◆ Objective: Each entry below is to be given again word for word, with no pictures.

— START —

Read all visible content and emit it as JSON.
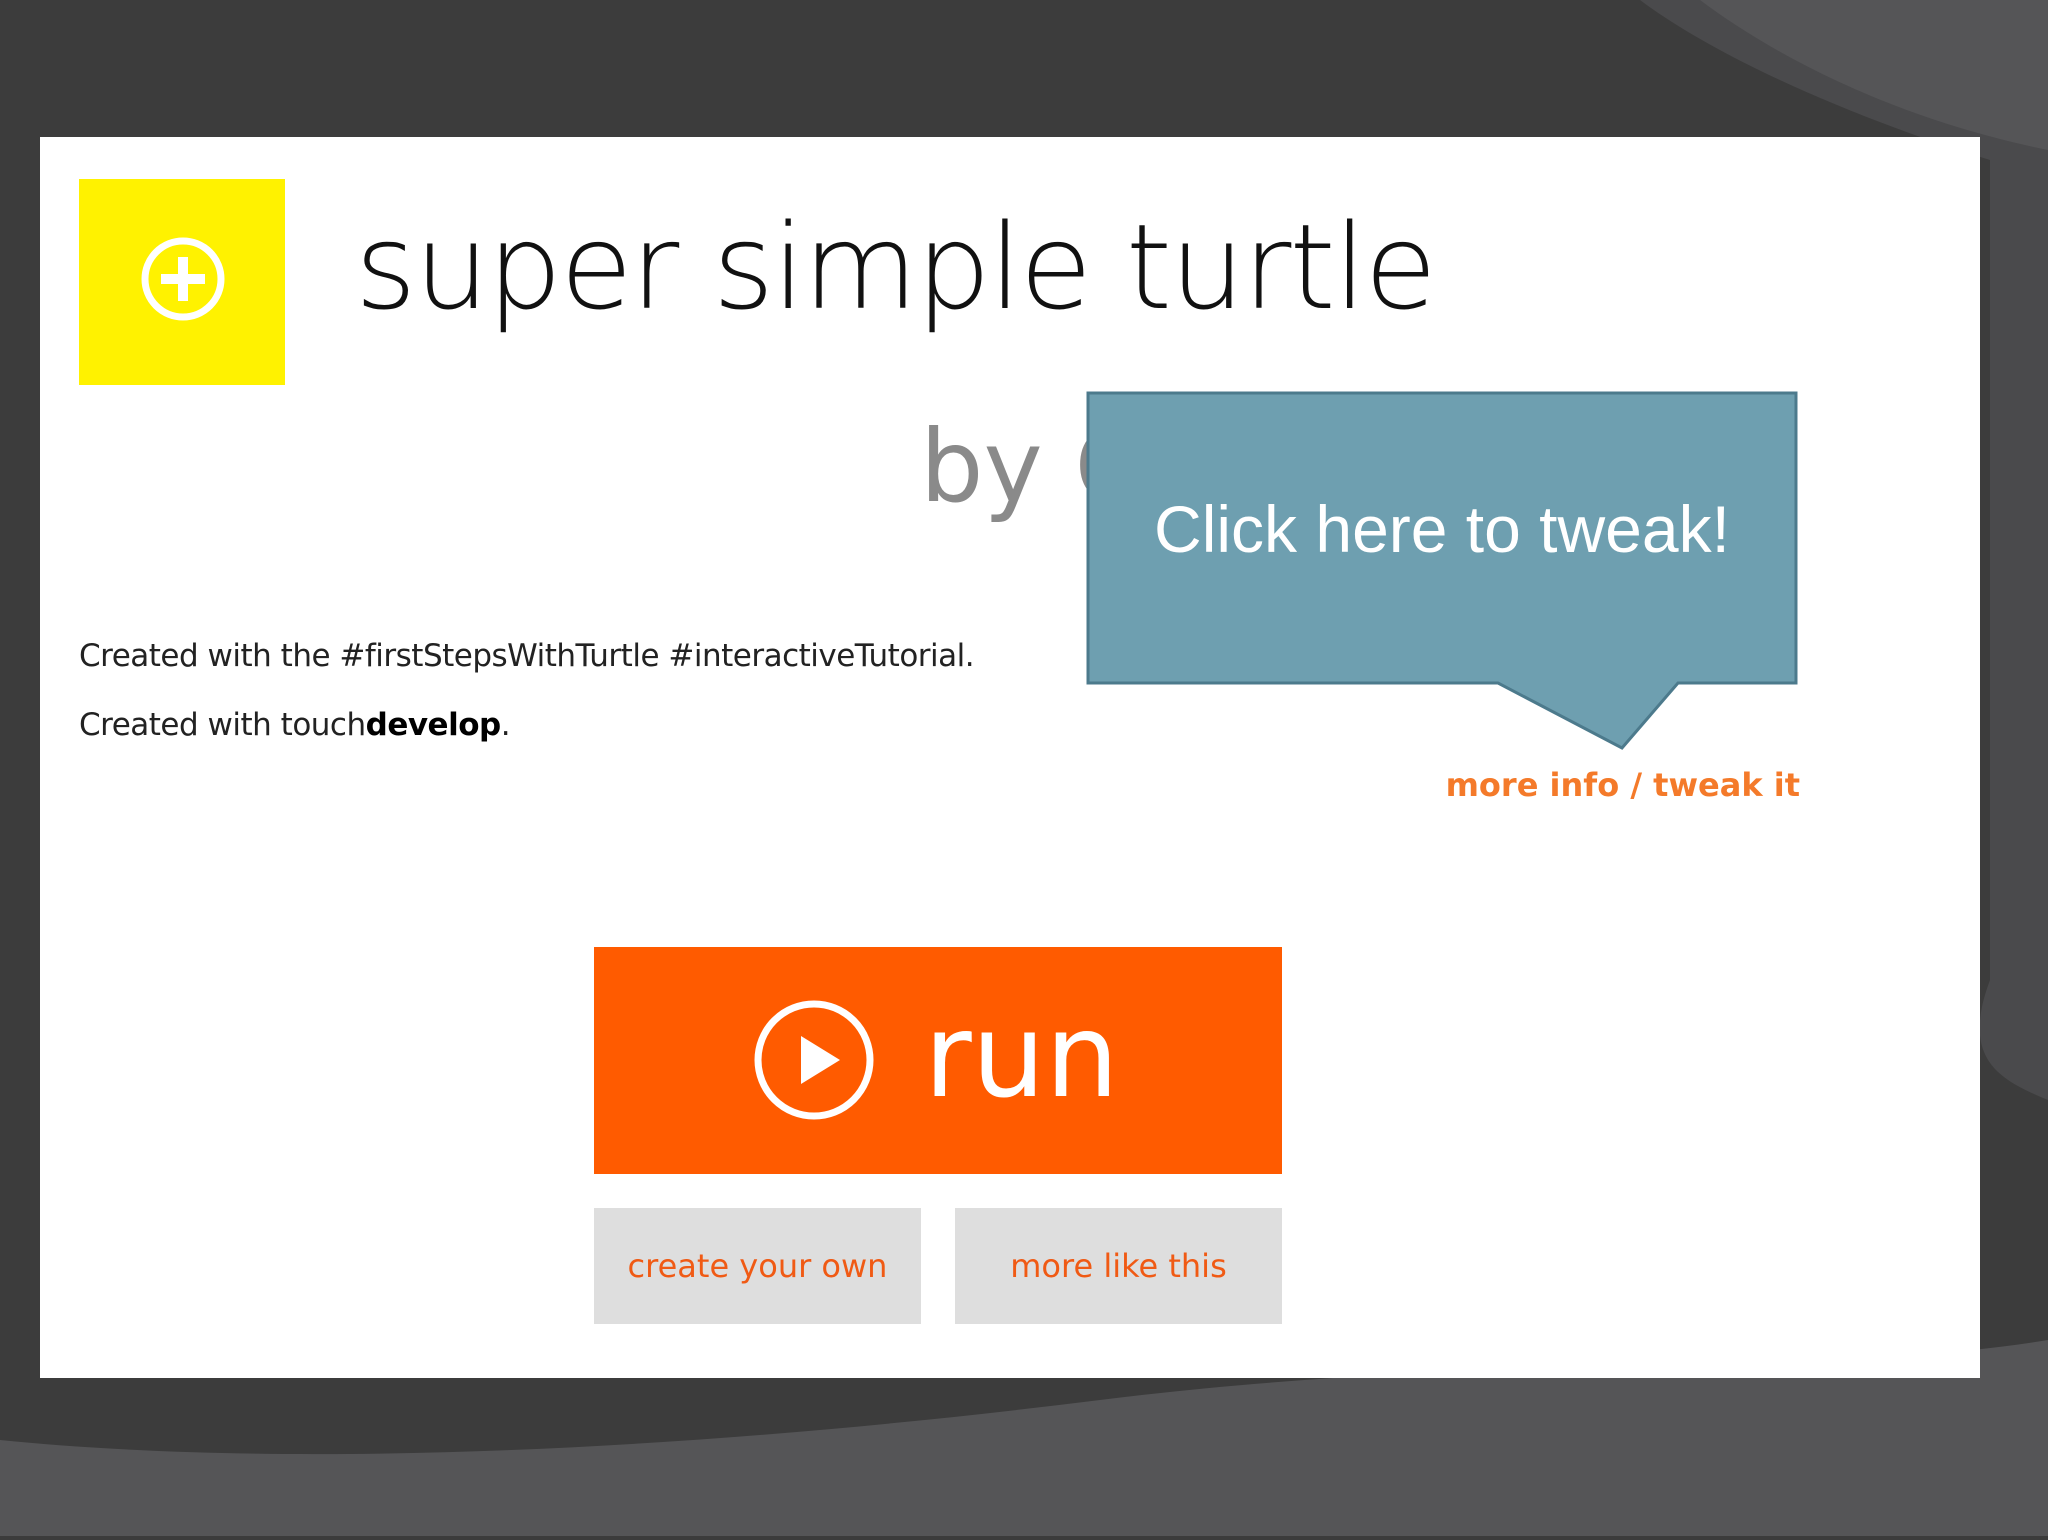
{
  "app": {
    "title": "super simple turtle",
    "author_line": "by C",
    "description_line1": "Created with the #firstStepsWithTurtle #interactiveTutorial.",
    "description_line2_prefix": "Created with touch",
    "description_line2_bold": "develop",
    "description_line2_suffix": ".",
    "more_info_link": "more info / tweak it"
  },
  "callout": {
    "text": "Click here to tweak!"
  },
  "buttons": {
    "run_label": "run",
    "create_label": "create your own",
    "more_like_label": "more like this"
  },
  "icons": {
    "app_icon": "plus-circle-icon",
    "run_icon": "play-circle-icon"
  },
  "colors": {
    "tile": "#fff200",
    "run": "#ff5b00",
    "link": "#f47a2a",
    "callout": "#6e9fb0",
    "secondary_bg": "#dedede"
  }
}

— END —

◆ Response to this task:
Read all visible content and emit it as JSON.
{
  "app": {
    "title": "super simple turtle",
    "author_line": "by C",
    "description_line1": "Created with the #firstStepsWithTurtle #interactiveTutorial.",
    "description_line2_prefix": "Created with touch",
    "description_line2_bold": "develop",
    "description_line2_suffix": ".",
    "more_info_link": "more info / tweak it"
  },
  "callout": {
    "text": "Click here to tweak!"
  },
  "buttons": {
    "run_label": "run",
    "create_label": "create your own",
    "more_like_label": "more like this"
  },
  "icons": {
    "app_icon": "plus-circle-icon",
    "run_icon": "play-circle-icon"
  },
  "colors": {
    "tile": "#fff200",
    "run": "#ff5b00",
    "link": "#f47a2a",
    "callout": "#6e9fb0",
    "secondary_bg": "#dedede"
  }
}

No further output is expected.